** START OF Supplied material **
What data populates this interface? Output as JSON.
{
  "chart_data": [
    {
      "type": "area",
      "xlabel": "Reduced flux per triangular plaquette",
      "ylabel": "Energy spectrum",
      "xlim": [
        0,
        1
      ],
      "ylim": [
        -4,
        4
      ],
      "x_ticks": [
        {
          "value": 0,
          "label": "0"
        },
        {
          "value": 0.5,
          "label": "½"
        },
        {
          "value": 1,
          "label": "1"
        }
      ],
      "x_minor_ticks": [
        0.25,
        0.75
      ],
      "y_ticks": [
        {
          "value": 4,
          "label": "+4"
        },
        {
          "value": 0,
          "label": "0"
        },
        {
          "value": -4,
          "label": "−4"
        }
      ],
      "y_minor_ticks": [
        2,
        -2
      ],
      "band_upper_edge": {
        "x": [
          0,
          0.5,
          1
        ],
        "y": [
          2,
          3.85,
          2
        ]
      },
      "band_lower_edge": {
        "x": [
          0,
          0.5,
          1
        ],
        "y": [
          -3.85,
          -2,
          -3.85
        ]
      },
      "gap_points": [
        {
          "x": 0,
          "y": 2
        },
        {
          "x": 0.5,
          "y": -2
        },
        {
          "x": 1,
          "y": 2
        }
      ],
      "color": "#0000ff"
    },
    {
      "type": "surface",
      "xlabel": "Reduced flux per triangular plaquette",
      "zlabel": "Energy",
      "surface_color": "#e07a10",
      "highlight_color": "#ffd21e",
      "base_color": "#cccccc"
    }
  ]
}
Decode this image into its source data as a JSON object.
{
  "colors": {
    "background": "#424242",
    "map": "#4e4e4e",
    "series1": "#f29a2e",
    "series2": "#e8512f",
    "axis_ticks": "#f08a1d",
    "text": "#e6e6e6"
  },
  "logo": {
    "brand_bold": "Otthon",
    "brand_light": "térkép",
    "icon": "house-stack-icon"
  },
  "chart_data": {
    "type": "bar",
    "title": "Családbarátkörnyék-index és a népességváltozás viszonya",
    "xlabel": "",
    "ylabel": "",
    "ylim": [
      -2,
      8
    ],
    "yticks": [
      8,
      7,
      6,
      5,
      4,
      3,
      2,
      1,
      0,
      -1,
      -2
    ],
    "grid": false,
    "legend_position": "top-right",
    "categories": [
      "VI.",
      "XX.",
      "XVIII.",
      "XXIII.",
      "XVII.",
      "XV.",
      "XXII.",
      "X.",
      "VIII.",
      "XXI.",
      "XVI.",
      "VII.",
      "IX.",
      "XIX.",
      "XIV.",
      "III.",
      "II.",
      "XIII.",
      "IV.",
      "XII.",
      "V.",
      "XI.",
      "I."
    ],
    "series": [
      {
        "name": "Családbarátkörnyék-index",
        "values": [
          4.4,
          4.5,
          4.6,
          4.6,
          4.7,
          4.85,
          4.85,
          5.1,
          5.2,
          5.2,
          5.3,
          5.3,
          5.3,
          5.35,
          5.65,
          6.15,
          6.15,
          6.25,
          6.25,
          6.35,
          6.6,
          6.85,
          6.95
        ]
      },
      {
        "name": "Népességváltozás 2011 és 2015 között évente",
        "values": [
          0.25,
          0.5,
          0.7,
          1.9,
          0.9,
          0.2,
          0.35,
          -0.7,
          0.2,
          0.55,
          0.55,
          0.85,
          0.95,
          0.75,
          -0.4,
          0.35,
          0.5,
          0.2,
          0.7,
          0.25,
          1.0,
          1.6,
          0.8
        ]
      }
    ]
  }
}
** END OF Supplied material **
• Exercise
Extract the listing in its entirety and repeat it exactly.

• Problem solution
What data populates this interface? Output as JSON.
{
  "chart_data": [
    {
      "type": "area",
      "xlabel": "Reduced flux per triangular plaquette",
      "ylabel": "Energy spectrum",
      "xlim": [
        0,
        1
      ],
      "ylim": [
        -4,
        4
      ],
      "x_ticks": [
        {
          "value": 0,
          "label": "0"
        },
        {
          "value": 0.5,
          "label": "½"
        },
        {
          "value": 1,
          "label": "1"
        }
      ],
      "x_minor_ticks": [
        0.25,
        0.75
      ],
      "y_ticks": [
        {
          "value": 4,
          "label": "+4"
        },
        {
          "value": 0,
          "label": "0"
        },
        {
          "value": -4,
          "label": "−4"
        }
      ],
      "y_minor_ticks": [
        2,
        -2
      ],
      "band_upper_edge": {
        "x": [
          0,
          0.5,
          1
        ],
        "y": [
          2,
          3.85,
          2
        ]
      },
      "band_lower_edge": {
        "x": [
          0,
          0.5,
          1
        ],
        "y": [
          -3.85,
          -2,
          -3.85
        ]
      },
      "gap_points": [
        {
          "x": 0,
          "y": 2
        },
        {
          "x": 0.5,
          "y": -2
        },
        {
          "x": 1,
          "y": 2
        }
      ],
      "color": "#0000ff"
    },
    {
      "type": "surface",
      "xlabel": "Reduced flux per triangular plaquette",
      "zlabel": "Energy",
      "surface_color": "#e07a10",
      "highlight_color": "#ffd21e",
      "base_color": "#cccccc"
    }
  ]
}
Decode this image into its source data as a JSON object.
{
  "colors": {
    "background": "#424242",
    "map": "#4e4e4e",
    "series1": "#f29a2e",
    "series2": "#e8512f",
    "axis_ticks": "#f08a1d",
    "text": "#e6e6e6"
  },
  "logo": {
    "brand_bold": "Otthon",
    "brand_light": "térkép",
    "icon": "house-stack-icon"
  },
  "chart_data": {
    "type": "bar",
    "title": "Családbarátkörnyék-index és a népességváltozás viszonya",
    "xlabel": "",
    "ylabel": "",
    "ylim": [
      -2,
      8
    ],
    "yticks": [
      8,
      7,
      6,
      5,
      4,
      3,
      2,
      1,
      0,
      -1,
      -2
    ],
    "grid": false,
    "legend_position": "top-right",
    "categories": [
      "VI.",
      "XX.",
      "XVIII.",
      "XXIII.",
      "XVII.",
      "XV.",
      "XXII.",
      "X.",
      "VIII.",
      "XXI.",
      "XVI.",
      "VII.",
      "IX.",
      "XIX.",
      "XIV.",
      "III.",
      "II.",
      "XIII.",
      "IV.",
      "XII.",
      "V.",
      "XI.",
      "I."
    ],
    "series": [
      {
        "name": "Családbarátkörnyék-index",
        "values": [
          4.4,
          4.5,
          4.6,
          4.6,
          4.7,
          4.85,
          4.85,
          5.1,
          5.2,
          5.2,
          5.3,
          5.3,
          5.3,
          5.35,
          5.65,
          6.15,
          6.15,
          6.25,
          6.25,
          6.35,
          6.6,
          6.85,
          6.95
        ]
      },
      {
        "name": "Népességváltozás 2011 és 2015 között évente",
        "values": [
          0.25,
          0.5,
          0.7,
          1.9,
          0.9,
          0.2,
          0.35,
          -0.7,
          0.2,
          0.55,
          0.55,
          0.85,
          0.95,
          0.75,
          -0.4,
          0.35,
          0.5,
          0.2,
          0.7,
          0.25,
          1.0,
          1.6,
          0.8
        ]
      }
    ]
  }
}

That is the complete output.